:: Task brief ::
Find every line in the records below that holds the word "xlabel", and copy it out.
-- start --
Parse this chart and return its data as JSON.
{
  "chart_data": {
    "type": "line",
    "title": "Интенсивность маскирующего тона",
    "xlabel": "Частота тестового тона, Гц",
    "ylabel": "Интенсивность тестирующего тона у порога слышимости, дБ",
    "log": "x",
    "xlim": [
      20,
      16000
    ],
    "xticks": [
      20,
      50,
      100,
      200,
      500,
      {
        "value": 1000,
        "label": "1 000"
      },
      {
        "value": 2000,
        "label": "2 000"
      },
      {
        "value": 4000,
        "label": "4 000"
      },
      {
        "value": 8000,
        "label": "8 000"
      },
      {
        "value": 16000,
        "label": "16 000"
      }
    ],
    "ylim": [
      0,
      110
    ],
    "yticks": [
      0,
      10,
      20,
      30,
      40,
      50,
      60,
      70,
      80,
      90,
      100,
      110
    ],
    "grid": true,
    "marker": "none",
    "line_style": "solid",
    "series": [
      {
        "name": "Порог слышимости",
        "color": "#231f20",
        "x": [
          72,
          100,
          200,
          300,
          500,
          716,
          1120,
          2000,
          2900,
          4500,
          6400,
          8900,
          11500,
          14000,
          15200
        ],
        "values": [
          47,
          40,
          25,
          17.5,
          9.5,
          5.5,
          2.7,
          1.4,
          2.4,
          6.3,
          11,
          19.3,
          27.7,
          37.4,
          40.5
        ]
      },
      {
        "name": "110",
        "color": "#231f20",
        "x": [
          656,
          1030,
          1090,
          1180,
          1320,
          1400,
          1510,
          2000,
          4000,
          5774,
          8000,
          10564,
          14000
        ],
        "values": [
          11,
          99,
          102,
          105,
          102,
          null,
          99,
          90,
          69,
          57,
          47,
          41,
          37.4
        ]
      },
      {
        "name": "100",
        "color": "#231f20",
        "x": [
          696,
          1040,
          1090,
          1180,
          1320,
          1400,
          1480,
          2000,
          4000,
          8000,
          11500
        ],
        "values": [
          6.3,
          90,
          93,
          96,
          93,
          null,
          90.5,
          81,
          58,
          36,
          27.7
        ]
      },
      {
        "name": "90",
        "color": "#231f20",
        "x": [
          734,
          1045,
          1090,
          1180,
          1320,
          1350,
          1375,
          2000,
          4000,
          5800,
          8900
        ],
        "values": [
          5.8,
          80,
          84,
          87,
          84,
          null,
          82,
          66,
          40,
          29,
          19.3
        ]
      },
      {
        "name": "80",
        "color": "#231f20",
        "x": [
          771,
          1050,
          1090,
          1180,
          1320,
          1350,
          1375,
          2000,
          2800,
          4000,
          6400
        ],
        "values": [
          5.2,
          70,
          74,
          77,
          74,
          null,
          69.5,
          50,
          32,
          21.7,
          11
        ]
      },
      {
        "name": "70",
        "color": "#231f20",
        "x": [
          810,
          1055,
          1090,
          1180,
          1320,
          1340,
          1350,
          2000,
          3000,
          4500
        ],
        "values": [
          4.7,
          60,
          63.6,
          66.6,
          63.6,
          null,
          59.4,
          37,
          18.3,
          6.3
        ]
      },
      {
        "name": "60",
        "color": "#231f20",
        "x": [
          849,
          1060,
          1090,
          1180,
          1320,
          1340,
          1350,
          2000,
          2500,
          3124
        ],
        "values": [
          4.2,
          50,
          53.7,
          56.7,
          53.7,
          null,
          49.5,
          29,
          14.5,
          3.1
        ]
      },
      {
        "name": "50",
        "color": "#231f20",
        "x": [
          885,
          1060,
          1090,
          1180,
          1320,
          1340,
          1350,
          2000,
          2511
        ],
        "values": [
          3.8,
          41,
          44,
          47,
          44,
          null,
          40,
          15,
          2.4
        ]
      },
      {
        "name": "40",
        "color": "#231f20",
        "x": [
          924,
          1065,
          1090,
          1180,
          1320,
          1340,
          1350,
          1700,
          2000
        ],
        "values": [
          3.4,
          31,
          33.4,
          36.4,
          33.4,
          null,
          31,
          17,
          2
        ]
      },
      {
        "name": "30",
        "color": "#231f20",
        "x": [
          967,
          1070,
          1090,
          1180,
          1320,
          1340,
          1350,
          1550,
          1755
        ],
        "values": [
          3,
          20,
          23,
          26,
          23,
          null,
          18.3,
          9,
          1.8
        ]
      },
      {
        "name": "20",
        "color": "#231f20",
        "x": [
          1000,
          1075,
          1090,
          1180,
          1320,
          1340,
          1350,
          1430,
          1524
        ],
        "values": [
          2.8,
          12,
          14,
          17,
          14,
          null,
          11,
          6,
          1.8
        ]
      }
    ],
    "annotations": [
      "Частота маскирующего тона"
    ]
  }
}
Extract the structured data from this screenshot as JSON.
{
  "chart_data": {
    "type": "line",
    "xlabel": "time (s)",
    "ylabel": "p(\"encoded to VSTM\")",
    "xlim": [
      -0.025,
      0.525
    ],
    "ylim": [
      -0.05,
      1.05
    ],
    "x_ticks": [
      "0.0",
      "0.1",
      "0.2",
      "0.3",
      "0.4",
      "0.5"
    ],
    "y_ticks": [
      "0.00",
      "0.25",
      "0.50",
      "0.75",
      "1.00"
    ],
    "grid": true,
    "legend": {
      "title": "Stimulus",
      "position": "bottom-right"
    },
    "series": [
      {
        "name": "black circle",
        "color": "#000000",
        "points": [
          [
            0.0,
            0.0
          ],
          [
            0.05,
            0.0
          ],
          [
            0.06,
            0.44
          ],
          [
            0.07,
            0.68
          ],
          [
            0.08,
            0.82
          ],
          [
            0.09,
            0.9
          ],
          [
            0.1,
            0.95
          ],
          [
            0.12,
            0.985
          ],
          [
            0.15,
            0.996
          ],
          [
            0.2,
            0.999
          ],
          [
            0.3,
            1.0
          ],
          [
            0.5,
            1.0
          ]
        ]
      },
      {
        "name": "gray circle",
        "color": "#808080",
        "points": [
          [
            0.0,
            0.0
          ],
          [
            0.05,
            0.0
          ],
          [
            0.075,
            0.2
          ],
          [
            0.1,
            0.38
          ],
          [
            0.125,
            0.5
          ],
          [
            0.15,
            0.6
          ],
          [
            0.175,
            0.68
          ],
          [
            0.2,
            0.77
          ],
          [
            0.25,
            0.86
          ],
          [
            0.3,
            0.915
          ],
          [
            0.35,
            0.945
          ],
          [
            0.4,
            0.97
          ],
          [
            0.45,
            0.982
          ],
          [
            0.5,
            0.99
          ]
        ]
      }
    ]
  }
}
-- end --
:: Solution ::
    "xlabel": "Частота тестового тона, Гц",
    "xlabel": "time (s)",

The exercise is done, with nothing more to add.